-------- PROVIDED RECORDS --------

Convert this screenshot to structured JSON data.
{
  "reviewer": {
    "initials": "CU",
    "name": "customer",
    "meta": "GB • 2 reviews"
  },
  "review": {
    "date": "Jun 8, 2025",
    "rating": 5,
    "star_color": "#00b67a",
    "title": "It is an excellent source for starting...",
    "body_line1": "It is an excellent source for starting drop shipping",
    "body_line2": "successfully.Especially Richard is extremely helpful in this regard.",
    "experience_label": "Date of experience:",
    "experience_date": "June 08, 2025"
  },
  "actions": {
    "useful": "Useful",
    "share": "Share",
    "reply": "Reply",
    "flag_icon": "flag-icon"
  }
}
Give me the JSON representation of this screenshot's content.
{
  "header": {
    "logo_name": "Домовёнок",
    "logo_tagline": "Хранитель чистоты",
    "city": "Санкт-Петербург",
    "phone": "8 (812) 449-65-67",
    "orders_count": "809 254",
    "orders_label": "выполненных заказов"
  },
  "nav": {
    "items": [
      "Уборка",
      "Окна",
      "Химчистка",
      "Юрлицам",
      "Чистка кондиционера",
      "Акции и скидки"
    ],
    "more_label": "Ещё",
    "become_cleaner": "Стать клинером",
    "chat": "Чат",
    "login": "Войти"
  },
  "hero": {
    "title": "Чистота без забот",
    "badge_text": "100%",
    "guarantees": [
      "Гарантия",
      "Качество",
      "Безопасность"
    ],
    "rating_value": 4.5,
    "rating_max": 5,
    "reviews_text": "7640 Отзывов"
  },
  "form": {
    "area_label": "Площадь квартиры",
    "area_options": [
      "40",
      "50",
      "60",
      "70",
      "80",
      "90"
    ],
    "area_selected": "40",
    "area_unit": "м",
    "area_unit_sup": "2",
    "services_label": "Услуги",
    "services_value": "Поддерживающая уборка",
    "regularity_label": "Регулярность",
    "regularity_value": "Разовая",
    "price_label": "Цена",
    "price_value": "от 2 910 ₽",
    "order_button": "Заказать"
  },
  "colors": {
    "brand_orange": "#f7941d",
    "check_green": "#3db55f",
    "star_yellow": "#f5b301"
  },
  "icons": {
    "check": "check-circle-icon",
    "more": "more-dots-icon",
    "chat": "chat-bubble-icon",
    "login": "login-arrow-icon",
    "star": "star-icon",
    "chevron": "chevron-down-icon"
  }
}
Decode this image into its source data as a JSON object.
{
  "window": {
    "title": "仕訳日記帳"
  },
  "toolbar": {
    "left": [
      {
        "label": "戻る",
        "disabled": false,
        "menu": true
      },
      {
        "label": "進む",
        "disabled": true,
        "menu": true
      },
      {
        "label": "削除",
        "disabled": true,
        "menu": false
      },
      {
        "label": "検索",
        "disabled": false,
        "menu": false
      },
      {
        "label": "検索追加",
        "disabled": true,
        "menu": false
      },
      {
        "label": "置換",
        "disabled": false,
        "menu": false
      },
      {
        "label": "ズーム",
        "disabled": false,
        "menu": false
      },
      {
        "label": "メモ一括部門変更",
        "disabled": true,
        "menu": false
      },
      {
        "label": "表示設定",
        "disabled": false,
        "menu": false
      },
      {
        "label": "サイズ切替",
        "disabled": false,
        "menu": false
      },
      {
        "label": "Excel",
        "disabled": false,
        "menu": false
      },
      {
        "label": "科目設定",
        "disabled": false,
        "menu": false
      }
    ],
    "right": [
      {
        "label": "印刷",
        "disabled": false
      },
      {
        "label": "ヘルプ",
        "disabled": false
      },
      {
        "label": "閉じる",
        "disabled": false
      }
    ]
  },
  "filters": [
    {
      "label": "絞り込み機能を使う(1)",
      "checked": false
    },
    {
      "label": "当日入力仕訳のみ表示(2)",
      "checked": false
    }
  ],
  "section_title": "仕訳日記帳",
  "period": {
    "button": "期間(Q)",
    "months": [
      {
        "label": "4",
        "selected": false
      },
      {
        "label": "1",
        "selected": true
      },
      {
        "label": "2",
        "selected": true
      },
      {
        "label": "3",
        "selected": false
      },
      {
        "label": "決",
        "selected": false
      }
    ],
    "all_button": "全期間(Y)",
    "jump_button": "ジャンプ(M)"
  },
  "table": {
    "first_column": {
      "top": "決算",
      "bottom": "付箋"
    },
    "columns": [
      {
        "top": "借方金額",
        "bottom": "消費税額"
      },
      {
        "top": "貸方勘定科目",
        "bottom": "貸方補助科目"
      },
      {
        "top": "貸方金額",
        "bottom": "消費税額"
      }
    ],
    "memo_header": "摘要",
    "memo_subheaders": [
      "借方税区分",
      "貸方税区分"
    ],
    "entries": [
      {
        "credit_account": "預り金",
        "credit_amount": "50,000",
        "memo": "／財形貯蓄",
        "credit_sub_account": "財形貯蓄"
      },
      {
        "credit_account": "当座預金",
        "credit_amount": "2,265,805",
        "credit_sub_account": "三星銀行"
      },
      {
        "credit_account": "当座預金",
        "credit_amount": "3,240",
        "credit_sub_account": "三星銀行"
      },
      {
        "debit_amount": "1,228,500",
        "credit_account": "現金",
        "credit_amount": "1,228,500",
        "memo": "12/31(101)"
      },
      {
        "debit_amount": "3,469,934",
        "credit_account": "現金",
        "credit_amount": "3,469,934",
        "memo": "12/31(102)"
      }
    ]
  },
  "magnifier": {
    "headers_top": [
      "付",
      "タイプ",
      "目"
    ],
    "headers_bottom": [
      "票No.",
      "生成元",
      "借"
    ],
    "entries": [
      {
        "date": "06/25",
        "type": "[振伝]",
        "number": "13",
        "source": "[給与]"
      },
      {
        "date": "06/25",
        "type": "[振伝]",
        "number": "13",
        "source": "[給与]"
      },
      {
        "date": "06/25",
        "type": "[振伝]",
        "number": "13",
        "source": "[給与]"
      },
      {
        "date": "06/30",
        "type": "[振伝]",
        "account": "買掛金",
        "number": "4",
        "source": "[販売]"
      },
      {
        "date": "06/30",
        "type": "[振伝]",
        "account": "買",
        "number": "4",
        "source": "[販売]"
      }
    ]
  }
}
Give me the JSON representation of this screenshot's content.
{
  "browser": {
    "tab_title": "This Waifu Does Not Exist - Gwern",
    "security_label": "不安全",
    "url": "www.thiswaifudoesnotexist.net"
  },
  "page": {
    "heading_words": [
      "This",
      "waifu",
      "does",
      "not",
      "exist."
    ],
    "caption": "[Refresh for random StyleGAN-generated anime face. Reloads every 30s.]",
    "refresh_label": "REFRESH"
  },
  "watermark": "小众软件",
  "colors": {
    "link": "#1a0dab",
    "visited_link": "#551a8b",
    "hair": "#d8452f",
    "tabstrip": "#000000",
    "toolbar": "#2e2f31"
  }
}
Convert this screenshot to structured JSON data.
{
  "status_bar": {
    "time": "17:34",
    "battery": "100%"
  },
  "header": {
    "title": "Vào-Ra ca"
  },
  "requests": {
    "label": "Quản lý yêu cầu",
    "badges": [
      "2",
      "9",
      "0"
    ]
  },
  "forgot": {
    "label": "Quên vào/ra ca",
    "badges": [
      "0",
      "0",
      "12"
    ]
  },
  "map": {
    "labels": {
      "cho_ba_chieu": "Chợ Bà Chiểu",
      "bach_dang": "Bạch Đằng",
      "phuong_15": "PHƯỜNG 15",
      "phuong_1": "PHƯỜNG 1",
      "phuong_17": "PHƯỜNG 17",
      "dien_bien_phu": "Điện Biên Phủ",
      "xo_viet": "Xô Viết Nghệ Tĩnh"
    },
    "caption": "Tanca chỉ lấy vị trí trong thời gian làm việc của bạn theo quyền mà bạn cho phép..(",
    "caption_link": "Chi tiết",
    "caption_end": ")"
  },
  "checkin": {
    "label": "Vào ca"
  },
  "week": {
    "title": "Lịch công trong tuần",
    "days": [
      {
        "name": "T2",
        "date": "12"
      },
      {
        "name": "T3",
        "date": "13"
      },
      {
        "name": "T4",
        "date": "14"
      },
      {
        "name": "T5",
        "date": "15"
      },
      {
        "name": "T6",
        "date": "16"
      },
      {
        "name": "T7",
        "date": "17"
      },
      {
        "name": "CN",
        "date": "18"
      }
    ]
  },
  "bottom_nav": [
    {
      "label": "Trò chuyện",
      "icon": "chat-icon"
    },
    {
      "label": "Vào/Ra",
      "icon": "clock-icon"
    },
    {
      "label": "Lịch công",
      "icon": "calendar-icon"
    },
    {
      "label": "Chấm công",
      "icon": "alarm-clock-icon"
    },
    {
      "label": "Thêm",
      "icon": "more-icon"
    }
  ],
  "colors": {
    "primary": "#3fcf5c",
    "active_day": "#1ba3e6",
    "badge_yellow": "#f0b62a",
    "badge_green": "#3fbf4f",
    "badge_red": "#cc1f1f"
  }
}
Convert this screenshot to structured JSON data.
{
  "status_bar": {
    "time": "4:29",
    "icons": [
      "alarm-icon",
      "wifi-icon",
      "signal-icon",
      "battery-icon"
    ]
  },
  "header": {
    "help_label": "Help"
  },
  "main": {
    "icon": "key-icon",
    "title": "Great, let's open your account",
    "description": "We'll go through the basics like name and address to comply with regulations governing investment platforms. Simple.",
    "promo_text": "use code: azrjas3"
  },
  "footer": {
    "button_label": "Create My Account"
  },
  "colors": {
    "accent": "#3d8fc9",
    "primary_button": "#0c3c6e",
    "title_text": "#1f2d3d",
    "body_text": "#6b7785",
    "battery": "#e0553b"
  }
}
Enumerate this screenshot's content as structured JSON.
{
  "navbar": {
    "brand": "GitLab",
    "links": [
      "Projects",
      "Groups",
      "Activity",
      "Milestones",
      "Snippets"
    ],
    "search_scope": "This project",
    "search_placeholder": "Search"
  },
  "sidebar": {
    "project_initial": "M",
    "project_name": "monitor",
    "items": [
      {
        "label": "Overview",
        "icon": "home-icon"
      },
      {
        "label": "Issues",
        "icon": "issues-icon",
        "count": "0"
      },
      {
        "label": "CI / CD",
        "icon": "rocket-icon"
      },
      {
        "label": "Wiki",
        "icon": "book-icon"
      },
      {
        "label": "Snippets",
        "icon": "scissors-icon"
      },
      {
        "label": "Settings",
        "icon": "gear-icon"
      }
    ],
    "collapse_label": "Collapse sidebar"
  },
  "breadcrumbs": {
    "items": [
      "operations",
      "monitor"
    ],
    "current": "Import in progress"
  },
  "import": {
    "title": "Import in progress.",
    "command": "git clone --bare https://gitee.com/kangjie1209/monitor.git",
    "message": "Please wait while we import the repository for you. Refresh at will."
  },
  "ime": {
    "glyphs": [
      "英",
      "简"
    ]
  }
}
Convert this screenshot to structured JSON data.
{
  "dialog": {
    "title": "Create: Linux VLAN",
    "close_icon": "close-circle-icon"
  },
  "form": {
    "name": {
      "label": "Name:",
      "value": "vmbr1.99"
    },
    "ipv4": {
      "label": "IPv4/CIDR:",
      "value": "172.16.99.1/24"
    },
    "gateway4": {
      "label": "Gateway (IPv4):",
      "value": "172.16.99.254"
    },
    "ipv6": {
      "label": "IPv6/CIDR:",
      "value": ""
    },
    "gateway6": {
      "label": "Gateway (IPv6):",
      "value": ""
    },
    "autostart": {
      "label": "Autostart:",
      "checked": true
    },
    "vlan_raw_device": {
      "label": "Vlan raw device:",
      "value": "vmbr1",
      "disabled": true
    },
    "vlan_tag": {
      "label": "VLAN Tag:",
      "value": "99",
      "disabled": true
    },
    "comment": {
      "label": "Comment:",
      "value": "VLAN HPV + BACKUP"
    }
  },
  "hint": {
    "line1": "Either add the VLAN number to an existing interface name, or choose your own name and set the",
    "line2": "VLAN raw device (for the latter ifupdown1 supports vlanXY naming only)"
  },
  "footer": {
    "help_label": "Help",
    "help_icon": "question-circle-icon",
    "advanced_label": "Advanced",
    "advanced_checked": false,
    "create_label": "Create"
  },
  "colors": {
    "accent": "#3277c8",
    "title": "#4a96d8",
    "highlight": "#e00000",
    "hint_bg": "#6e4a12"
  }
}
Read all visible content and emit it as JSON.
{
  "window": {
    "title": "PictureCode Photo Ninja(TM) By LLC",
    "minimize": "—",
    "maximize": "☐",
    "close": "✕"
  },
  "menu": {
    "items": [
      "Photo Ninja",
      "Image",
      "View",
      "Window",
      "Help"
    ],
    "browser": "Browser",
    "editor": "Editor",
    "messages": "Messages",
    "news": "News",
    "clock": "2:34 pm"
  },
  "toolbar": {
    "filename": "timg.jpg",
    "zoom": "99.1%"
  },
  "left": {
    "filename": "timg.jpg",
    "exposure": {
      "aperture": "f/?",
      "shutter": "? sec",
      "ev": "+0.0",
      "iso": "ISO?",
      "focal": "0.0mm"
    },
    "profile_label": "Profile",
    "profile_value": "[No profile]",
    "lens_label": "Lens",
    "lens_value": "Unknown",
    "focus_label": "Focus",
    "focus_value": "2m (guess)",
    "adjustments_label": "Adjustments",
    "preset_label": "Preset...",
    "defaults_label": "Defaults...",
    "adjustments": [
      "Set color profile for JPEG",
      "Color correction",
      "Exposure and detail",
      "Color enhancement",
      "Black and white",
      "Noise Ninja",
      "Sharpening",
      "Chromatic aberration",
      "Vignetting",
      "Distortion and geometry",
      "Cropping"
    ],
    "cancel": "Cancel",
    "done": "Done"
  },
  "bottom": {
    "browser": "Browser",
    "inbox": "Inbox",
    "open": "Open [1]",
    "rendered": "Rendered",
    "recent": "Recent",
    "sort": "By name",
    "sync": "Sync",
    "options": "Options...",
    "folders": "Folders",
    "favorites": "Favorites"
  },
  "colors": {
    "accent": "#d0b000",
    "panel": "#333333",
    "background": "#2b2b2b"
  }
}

--------

REQUIREMENTS: Copy each line that holds the word "accent".

RESPONSE:
    "accent": "#3d8fc9",
    "accent": "#3277c8",
    "accent": "#d0b000",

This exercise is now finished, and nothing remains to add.